Read through the entries below and return each line with the word "excerpt".

=======

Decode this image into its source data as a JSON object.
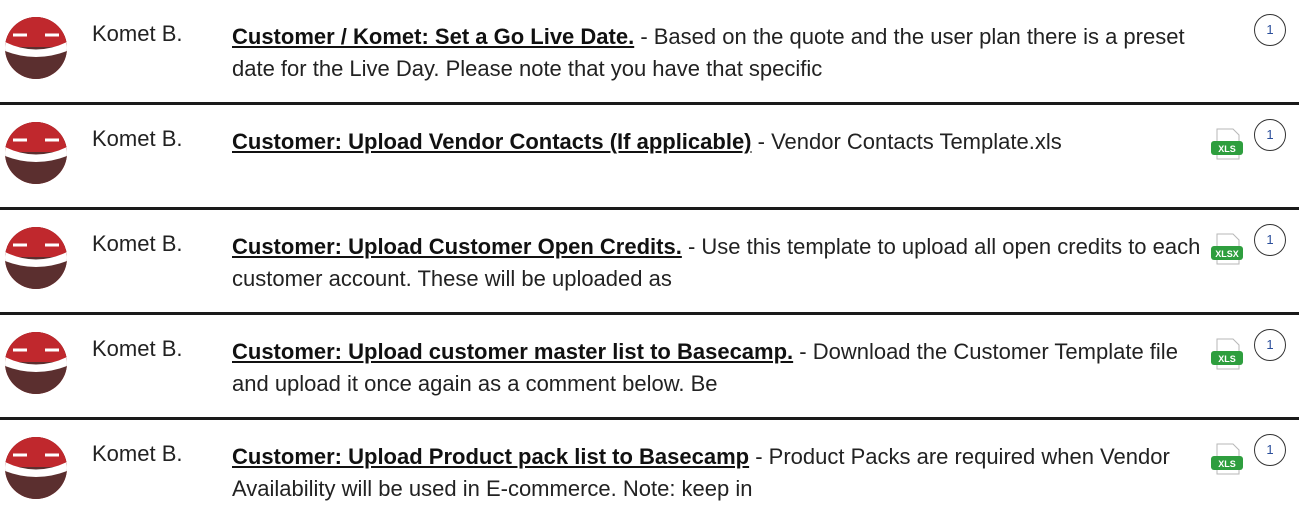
{
  "comments": [
    {
      "author": "Komet B.",
      "title": "Customer / Komet: Set a Go Live Date.",
      "excerpt": " - Based on the quote and the user plan there is a preset date for the Live Day. Please note that you have that specific",
      "attachment": "",
      "count": "1"
    },
    {
      "author": "Komet B.",
      "title": "Customer: Upload Vendor Contacts (If applicable)",
      "excerpt": " - Vendor Contacts Template.xls",
      "attachment": "XLS",
      "count": "1"
    },
    {
      "author": "Komet B.",
      "title": "Customer: Upload Customer Open Credits.",
      "excerpt": " - Use this template to upload all open credits to each customer account. These will be uploaded as",
      "attachment": "XLSX",
      "count": "1"
    },
    {
      "author": "Komet B.",
      "title": "Customer: Upload customer master list to Basecamp.",
      "excerpt": " - Download the Customer Template file and upload it once again as a comment below. Be",
      "attachment": "XLS",
      "count": "1"
    },
    {
      "author": "Komet B.",
      "title": "Customer: Upload Product pack list to Basecamp",
      "excerpt": " - Product Packs are required when Vendor Availability will be used in E-commerce. Note: keep in",
      "attachment": "XLS",
      "count": "1"
    }
  ],
  "colors": {
    "avatar_red": "#c0282d",
    "avatar_dark": "#5b2f2f",
    "file_green": "#2e9e3e",
    "badge_text": "#2a4e9a"
  }
}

=======

### Exercise result
      "excerpt": " - Based on the quote and the user plan there is a preset date for the Live Day. Please note that you have that specific",
      "excerpt": " - Vendor Contacts Template.xls",
      "excerpt": " - Use this template to upload all open credits to each customer account. These will be uploaded as",
      "excerpt": " - Download the Customer Template file and upload it once again as a comment below. Be",
      "excerpt": " - Product Packs are required when Vendor Availability will be used in E-commerce. Note: keep in",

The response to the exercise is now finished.